The records:
========

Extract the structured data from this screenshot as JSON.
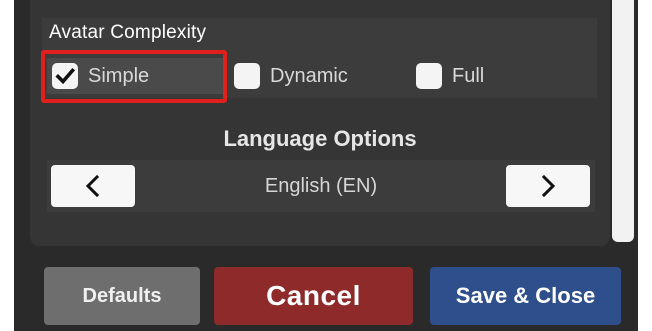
{
  "avatar_complexity": {
    "title": "Avatar Complexity",
    "options": [
      {
        "label": "Simple",
        "checked": true
      },
      {
        "label": "Dynamic",
        "checked": false
      },
      {
        "label": "Full",
        "checked": false
      }
    ]
  },
  "language": {
    "title": "Language Options",
    "value": "English (EN)",
    "prev_icon": "chevron-left",
    "next_icon": "chevron-right"
  },
  "buttons": {
    "defaults": "Defaults",
    "cancel": "Cancel",
    "save_close": "Save & Close"
  },
  "colors": {
    "highlight": "#e0201b",
    "cancel": "#8e2a2a",
    "save": "#2e4f8c",
    "defaults": "#6e6e6e"
  }
}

========

Prompt: Repeat the material above verbatim, with no pictures in the output.

Exercise output:
Extract the structured data from this screenshot as JSON.
{
  "avatar_complexity": {
    "title": "Avatar Complexity",
    "options": [
      {
        "label": "Simple",
        "checked": true
      },
      {
        "label": "Dynamic",
        "checked": false
      },
      {
        "label": "Full",
        "checked": false
      }
    ]
  },
  "language": {
    "title": "Language Options",
    "value": "English (EN)",
    "prev_icon": "chevron-left",
    "next_icon": "chevron-right"
  },
  "buttons": {
    "defaults": "Defaults",
    "cancel": "Cancel",
    "save_close": "Save & Close"
  },
  "colors": {
    "highlight": "#e0201b",
    "cancel": "#8e2a2a",
    "save": "#2e4f8c",
    "defaults": "#6e6e6e"
  }
}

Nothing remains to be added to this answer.